- JOB -
Report how many lines in the records below contain the word "JSON". Give only the number.

Dataset entries on figures:
****************************************
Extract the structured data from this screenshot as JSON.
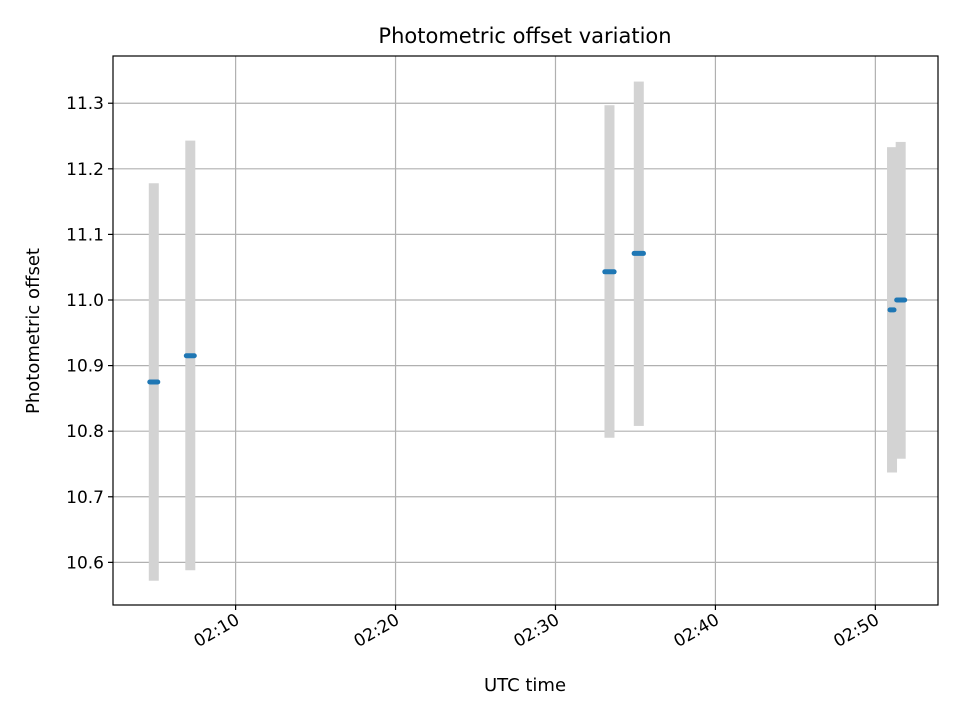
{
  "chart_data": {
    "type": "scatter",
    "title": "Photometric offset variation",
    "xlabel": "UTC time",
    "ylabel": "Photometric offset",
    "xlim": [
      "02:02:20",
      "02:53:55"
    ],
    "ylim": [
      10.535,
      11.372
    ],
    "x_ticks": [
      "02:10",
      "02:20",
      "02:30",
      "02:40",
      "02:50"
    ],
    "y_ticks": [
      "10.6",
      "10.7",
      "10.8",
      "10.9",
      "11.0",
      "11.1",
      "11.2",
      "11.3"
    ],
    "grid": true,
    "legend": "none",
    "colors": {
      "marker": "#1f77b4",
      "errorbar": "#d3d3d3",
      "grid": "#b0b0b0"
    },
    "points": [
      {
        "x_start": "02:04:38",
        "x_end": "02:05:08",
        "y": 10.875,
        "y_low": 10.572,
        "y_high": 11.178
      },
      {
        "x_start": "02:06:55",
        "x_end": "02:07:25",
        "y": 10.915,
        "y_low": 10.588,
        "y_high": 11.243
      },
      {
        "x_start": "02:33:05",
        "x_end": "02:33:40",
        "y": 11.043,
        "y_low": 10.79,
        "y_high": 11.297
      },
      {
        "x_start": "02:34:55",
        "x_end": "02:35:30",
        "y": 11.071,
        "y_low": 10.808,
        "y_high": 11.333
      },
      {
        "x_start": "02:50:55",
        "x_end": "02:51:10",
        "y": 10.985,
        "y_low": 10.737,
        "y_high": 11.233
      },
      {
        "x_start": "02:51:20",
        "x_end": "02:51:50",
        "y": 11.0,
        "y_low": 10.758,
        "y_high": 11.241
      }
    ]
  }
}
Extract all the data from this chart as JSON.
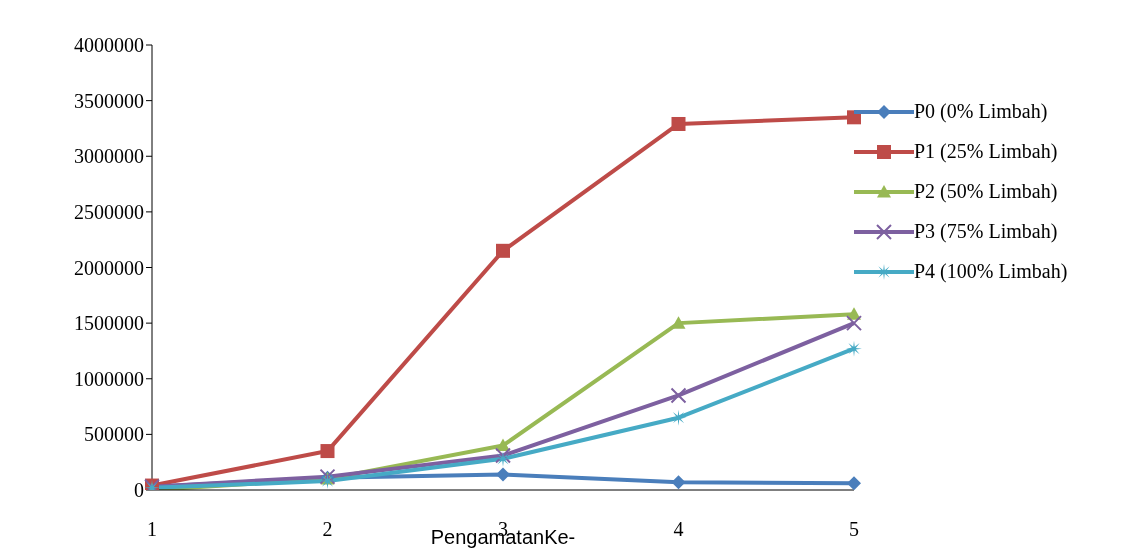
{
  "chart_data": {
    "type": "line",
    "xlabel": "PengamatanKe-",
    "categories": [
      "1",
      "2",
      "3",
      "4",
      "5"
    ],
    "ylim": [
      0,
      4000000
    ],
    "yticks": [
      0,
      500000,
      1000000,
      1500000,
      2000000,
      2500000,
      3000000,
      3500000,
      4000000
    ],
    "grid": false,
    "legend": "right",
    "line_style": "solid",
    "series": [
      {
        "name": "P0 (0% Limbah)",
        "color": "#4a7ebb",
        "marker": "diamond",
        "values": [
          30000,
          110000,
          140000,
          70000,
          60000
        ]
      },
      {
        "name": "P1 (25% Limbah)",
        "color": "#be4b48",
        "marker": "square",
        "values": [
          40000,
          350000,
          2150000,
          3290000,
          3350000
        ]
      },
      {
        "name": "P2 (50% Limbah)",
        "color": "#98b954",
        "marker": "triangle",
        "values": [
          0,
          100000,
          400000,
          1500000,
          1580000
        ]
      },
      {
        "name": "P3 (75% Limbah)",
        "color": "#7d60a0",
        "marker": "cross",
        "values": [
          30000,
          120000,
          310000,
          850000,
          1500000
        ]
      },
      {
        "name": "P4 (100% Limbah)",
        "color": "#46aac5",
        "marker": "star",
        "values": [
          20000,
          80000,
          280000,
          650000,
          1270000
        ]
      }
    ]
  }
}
****************************************
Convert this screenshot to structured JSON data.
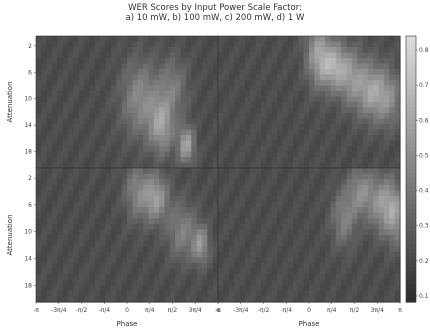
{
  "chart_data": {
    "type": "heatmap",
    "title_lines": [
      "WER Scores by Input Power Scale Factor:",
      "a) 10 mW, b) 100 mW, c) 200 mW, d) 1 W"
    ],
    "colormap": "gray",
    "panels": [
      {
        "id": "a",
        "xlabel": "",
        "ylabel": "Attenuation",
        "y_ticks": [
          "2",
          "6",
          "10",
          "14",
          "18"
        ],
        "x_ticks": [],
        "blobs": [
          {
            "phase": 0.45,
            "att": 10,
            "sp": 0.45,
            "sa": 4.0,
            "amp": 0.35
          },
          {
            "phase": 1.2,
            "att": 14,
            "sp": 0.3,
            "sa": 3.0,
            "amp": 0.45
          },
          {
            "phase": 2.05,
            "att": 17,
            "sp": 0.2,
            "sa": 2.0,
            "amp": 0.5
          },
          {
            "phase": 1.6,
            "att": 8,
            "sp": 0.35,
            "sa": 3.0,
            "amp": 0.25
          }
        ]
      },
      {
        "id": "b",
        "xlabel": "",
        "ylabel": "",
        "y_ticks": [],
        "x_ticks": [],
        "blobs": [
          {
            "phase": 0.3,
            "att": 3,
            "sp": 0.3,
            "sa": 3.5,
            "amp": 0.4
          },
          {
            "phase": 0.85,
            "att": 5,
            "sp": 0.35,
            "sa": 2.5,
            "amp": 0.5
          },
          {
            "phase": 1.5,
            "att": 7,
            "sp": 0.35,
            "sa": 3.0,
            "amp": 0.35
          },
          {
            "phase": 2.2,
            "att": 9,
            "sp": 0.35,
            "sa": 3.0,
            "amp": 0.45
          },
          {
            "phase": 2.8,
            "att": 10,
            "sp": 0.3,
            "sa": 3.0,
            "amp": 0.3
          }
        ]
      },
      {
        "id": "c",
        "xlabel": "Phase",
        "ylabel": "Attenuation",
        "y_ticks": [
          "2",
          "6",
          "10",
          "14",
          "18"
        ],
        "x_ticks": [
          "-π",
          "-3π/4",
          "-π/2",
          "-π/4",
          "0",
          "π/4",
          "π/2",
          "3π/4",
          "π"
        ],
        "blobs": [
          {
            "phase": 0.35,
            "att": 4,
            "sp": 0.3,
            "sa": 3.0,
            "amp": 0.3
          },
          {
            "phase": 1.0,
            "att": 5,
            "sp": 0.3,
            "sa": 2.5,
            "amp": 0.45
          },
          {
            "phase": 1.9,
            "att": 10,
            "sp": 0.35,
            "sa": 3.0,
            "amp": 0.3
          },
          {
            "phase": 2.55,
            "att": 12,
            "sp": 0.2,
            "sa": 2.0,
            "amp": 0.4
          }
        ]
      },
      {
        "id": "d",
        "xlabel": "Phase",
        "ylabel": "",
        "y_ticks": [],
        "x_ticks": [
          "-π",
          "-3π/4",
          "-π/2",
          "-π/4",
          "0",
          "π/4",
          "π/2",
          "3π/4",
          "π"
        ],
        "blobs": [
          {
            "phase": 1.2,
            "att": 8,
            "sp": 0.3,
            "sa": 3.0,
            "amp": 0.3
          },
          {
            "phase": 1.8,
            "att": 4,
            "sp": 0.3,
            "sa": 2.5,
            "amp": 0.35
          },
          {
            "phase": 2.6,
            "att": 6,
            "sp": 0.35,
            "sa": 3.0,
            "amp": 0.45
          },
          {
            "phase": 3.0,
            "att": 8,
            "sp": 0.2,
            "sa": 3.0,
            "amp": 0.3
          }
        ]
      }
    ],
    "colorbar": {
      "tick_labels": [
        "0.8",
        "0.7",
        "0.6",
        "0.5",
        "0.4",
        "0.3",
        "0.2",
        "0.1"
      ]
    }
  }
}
****************************************
- SOLUTION TO THIS EXERCISE -
3